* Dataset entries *
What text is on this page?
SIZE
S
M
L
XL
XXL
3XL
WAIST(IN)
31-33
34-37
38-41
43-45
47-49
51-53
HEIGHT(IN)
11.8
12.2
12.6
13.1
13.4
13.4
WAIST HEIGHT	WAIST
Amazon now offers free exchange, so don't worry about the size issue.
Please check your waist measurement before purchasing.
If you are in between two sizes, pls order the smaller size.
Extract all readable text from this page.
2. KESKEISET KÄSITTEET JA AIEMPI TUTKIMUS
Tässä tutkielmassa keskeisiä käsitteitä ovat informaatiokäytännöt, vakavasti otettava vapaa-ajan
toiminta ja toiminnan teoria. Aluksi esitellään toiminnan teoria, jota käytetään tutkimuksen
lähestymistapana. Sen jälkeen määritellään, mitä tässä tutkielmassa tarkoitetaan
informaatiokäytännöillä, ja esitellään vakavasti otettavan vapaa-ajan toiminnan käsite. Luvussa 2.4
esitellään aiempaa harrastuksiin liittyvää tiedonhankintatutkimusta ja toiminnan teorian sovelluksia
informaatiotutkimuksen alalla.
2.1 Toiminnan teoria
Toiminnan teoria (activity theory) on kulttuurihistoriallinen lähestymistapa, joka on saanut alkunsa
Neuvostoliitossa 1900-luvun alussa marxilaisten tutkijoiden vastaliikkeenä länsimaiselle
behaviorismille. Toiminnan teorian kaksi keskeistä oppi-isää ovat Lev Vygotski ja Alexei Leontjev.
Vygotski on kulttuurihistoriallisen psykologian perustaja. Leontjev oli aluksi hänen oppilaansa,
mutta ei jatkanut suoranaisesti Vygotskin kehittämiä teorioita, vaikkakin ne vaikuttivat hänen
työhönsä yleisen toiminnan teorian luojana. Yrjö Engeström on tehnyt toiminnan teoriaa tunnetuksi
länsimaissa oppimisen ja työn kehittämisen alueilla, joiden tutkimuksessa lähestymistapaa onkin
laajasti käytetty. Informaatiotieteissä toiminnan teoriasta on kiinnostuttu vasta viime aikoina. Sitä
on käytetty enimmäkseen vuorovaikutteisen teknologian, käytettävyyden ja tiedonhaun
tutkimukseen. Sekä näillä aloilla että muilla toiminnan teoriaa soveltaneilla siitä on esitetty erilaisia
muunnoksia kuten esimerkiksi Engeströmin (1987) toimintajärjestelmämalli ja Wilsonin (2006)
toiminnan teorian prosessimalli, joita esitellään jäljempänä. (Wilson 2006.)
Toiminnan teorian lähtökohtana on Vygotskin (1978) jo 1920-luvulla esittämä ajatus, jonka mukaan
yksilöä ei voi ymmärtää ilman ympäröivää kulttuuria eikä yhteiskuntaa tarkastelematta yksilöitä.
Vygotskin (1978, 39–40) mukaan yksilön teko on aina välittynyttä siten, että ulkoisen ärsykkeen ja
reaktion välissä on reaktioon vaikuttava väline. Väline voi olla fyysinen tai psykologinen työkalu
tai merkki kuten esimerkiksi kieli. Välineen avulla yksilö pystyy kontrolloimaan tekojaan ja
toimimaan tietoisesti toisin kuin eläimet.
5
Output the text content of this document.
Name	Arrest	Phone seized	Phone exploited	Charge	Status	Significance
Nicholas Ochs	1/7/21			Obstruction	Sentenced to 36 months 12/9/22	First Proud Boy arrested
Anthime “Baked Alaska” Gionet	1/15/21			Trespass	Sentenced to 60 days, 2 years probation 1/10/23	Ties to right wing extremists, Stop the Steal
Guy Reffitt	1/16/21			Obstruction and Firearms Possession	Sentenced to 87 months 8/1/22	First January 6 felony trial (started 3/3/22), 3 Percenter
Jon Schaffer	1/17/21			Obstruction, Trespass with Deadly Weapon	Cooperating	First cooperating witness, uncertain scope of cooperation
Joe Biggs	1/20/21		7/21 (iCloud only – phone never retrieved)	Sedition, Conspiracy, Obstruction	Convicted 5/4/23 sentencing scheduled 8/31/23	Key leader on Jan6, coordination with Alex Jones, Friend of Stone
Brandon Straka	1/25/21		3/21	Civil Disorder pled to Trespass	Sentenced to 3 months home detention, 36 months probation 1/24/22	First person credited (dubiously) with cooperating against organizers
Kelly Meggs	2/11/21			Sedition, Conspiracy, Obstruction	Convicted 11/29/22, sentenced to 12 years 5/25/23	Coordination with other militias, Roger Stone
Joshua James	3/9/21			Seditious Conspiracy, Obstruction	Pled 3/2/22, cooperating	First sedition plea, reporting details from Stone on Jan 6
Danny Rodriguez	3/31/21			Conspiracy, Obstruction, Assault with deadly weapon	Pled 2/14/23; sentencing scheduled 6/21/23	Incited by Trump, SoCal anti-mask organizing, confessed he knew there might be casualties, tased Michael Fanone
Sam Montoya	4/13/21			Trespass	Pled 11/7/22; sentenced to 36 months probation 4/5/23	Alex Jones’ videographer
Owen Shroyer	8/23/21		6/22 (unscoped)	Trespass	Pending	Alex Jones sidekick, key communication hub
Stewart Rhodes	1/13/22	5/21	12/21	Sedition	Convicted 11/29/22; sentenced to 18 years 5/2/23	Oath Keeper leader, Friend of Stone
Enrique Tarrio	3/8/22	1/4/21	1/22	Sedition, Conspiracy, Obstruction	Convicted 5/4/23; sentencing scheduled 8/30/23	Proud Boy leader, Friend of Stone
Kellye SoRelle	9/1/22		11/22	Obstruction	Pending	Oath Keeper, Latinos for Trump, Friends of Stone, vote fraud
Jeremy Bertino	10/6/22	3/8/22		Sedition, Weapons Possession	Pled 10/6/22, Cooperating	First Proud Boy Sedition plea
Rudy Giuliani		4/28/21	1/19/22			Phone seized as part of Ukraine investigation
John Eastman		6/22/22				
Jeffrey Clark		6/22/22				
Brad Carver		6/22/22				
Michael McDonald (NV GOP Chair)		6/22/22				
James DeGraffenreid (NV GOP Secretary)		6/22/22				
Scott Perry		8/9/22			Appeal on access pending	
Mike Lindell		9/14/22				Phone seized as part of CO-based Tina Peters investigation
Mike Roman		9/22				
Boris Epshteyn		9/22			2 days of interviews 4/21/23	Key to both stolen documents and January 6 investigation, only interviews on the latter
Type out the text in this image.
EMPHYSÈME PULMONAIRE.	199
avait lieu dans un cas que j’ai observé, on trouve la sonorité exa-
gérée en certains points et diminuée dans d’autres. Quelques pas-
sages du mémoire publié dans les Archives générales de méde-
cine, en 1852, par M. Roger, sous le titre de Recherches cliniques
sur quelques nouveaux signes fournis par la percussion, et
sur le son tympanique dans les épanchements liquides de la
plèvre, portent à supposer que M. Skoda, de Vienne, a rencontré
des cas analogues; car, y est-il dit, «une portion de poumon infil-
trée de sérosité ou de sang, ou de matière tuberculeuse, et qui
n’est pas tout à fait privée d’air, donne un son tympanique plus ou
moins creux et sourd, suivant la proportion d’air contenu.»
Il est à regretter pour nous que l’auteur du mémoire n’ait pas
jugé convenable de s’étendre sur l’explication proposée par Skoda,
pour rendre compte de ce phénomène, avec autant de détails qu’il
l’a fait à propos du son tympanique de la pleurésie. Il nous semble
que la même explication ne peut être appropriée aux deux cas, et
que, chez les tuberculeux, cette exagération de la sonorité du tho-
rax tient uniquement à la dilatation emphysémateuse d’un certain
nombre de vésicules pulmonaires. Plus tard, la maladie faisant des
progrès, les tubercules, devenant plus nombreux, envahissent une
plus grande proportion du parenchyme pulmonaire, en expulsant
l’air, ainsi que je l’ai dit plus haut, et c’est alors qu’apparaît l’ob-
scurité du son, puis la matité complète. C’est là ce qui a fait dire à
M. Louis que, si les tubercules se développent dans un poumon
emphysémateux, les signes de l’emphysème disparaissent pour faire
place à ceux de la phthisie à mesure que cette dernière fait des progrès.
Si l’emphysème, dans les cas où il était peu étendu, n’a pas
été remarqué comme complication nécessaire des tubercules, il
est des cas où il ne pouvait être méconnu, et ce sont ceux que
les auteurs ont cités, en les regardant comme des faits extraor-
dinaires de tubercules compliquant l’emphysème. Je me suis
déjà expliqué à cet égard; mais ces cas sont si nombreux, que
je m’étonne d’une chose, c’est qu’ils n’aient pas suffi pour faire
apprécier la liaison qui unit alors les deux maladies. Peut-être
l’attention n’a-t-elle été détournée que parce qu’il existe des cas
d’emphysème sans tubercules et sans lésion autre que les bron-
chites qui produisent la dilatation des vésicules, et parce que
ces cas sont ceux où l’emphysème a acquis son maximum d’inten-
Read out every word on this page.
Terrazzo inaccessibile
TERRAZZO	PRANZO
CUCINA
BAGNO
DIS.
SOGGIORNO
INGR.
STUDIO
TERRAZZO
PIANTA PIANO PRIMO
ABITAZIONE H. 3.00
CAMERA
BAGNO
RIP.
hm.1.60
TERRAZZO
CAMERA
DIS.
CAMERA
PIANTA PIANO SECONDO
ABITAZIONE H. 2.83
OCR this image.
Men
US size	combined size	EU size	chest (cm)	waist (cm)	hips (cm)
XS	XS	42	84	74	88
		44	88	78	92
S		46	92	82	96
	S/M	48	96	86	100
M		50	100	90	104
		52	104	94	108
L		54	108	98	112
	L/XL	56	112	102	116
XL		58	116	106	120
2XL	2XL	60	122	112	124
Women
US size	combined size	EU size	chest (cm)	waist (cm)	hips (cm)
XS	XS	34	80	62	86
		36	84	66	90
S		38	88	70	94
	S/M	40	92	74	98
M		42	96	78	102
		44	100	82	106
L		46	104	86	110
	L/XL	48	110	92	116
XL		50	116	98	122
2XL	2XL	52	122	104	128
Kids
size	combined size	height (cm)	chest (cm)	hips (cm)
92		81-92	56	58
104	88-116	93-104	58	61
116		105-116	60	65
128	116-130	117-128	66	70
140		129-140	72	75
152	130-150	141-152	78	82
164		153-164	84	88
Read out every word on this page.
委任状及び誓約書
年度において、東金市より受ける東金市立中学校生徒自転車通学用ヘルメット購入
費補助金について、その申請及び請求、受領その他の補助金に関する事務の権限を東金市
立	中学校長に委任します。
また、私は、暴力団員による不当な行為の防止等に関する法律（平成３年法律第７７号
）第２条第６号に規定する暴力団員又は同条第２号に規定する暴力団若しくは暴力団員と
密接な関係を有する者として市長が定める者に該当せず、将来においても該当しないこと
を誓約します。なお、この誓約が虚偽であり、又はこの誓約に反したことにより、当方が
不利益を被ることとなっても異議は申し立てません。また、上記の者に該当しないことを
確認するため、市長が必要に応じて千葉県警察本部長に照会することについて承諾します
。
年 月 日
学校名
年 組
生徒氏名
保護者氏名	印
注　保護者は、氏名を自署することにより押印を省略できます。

* Exercise instructions *
For each line of the listing that holds the word "investigation", show that line.

* Response *
Rudy Giuliani		4/28/21	1/19/22			Phone seized as part of Ukraine investigation
Mike Lindell		9/14/22				Phone seized as part of CO-based Tina Peters investigation
Boris Epshteyn		9/22			2 days of interviews 4/21/23	Key to both stolen documents and January 6 investigation, only interviews on the latter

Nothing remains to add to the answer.